Data records
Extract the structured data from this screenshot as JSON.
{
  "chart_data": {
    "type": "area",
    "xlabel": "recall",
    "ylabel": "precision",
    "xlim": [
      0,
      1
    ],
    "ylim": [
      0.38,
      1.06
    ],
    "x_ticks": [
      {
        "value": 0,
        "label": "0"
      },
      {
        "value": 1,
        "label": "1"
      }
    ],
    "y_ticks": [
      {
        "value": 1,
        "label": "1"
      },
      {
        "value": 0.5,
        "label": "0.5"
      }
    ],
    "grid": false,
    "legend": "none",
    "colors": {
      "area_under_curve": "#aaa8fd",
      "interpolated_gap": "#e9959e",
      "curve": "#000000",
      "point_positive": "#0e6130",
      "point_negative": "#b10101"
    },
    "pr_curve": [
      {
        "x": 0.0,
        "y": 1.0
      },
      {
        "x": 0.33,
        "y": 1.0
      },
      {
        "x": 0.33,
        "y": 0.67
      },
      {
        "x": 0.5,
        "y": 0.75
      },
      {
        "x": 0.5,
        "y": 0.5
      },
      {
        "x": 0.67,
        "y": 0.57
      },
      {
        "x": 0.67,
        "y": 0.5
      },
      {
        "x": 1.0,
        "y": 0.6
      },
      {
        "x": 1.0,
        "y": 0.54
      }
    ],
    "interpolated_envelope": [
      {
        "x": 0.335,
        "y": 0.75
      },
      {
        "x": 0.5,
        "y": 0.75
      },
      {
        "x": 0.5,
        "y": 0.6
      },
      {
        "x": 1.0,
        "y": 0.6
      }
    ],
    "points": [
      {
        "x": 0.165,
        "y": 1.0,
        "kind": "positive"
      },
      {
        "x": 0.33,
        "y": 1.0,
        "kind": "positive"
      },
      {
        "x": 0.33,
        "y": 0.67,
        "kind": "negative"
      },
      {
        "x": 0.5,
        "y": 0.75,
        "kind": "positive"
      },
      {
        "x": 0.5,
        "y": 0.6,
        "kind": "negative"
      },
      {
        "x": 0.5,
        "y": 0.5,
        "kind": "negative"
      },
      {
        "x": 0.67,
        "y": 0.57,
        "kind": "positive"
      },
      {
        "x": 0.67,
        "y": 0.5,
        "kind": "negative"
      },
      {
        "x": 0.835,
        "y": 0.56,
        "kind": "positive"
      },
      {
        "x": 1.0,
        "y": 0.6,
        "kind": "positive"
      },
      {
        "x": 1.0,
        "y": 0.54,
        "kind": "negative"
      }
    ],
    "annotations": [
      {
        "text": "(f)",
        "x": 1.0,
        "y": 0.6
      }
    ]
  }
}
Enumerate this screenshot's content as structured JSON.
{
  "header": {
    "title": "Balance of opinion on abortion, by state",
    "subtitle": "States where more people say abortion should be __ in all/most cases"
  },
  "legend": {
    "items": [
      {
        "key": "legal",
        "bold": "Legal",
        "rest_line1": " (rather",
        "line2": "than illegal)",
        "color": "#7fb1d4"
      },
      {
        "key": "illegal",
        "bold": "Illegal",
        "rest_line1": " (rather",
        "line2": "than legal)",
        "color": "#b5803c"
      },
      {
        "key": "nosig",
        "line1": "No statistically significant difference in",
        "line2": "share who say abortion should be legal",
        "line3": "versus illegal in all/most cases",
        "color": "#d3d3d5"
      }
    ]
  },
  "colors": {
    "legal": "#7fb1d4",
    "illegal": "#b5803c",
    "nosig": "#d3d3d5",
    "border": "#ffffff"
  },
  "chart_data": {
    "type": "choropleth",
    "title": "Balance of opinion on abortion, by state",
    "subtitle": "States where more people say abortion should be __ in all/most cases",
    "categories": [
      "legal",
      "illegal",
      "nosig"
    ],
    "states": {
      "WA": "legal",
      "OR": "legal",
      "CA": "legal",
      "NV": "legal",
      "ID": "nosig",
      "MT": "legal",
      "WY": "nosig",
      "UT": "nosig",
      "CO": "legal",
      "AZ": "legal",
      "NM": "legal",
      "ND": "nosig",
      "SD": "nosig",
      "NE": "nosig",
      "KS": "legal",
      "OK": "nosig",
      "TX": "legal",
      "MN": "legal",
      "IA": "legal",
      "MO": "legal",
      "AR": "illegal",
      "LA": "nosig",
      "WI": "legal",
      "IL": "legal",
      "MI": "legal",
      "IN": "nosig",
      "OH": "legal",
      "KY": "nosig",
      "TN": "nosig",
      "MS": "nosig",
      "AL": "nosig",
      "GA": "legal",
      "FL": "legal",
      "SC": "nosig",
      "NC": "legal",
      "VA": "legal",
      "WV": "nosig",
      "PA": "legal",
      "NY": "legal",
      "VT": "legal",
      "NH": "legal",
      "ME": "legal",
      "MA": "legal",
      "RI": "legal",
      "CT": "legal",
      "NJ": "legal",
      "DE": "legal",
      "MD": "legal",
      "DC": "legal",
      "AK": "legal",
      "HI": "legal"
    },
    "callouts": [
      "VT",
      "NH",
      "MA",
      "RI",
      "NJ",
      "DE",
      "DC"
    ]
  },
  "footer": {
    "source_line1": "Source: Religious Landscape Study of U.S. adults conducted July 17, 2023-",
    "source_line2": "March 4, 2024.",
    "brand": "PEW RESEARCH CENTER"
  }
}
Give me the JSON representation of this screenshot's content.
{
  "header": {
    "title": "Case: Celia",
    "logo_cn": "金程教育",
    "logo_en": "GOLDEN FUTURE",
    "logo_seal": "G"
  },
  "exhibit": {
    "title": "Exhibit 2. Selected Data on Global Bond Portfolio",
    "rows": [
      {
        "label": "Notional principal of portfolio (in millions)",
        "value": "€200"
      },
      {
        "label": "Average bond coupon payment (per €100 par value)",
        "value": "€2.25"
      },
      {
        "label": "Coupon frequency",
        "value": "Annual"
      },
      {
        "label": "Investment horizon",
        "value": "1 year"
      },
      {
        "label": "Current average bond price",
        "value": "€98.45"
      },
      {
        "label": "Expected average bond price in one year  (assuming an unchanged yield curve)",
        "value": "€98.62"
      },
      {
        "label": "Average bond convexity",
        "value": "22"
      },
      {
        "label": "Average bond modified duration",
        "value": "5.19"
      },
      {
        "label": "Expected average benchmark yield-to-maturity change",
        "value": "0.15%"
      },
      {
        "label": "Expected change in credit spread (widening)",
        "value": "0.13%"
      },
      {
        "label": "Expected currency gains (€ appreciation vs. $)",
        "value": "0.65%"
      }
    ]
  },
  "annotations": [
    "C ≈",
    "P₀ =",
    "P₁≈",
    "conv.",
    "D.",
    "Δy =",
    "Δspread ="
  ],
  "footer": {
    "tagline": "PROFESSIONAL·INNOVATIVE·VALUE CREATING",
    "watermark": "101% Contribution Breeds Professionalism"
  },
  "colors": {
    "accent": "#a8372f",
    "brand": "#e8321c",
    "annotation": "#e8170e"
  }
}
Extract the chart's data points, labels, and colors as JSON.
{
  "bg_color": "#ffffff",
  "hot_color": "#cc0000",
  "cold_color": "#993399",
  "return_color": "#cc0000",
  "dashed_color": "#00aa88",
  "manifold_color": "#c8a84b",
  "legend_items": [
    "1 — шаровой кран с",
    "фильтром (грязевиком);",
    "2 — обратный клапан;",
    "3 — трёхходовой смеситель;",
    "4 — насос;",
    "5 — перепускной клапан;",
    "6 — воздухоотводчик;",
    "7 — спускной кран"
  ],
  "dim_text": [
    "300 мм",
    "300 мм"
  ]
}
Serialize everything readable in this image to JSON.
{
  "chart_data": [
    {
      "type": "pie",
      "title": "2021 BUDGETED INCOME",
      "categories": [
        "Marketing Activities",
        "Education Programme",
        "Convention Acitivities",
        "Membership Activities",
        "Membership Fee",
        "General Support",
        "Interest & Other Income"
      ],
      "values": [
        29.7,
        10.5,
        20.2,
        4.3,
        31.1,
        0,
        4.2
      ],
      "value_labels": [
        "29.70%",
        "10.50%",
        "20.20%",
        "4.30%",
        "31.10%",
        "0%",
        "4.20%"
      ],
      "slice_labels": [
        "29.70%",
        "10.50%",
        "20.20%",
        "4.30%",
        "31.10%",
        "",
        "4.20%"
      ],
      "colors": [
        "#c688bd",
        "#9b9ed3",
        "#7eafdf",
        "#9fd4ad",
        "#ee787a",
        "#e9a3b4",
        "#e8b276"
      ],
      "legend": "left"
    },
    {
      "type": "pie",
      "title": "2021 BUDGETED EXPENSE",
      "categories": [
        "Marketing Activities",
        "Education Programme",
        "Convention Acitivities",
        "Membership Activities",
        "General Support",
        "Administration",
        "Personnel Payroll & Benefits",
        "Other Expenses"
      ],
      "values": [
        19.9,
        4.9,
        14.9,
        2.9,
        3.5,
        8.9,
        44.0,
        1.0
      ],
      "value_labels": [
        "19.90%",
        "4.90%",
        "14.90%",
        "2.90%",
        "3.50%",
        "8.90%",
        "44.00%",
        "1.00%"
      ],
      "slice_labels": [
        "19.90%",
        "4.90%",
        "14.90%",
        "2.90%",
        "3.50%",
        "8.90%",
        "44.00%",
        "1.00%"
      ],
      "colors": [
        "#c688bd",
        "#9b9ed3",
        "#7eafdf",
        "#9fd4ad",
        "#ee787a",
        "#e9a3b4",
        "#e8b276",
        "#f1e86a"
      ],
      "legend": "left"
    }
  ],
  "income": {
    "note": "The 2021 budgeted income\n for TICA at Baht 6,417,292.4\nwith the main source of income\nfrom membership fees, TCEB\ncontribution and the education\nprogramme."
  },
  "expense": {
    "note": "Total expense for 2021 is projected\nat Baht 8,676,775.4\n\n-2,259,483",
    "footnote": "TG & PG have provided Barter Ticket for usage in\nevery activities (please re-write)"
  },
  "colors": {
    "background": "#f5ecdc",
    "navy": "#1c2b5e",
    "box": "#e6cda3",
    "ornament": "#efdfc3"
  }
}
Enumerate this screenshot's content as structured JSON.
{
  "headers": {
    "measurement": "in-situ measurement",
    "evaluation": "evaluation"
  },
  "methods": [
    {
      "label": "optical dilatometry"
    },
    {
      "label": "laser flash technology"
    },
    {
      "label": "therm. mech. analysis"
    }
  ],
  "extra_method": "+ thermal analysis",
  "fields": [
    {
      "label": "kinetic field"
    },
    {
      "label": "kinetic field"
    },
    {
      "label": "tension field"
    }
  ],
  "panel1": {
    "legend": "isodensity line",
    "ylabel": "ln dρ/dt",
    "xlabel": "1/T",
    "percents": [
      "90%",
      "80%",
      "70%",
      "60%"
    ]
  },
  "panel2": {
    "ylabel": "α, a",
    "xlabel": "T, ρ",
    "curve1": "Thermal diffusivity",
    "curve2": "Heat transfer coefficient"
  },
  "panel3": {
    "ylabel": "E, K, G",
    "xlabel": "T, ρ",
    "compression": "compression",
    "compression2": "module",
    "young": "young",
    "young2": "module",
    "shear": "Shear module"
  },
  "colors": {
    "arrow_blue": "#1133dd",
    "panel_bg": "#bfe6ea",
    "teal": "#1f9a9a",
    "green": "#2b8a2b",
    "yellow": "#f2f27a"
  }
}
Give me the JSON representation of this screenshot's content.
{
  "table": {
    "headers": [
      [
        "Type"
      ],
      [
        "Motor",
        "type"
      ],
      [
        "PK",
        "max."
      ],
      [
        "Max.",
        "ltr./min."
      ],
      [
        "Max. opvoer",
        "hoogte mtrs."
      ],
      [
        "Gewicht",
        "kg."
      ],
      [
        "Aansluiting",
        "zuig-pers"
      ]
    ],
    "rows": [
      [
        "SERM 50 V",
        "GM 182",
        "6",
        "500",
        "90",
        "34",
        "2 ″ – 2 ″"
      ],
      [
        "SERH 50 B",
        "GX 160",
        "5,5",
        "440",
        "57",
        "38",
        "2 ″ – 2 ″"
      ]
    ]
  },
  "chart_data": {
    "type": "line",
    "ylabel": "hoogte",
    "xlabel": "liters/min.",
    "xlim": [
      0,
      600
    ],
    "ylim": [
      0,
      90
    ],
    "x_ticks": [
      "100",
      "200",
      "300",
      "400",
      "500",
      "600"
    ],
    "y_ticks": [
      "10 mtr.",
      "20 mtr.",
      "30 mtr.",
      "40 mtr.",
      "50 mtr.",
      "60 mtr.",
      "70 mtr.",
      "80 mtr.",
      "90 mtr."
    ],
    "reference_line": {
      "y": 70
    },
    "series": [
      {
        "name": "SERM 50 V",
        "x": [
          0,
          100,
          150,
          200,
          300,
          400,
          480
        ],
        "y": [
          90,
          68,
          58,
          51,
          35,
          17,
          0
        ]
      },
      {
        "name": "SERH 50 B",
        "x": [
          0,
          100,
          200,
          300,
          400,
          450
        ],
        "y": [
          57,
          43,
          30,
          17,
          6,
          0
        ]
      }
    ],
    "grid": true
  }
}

* **What needs to be done**
Say how many lines of the data include the word "yield". Respond with the number alone.

* **Output of the exercise**
2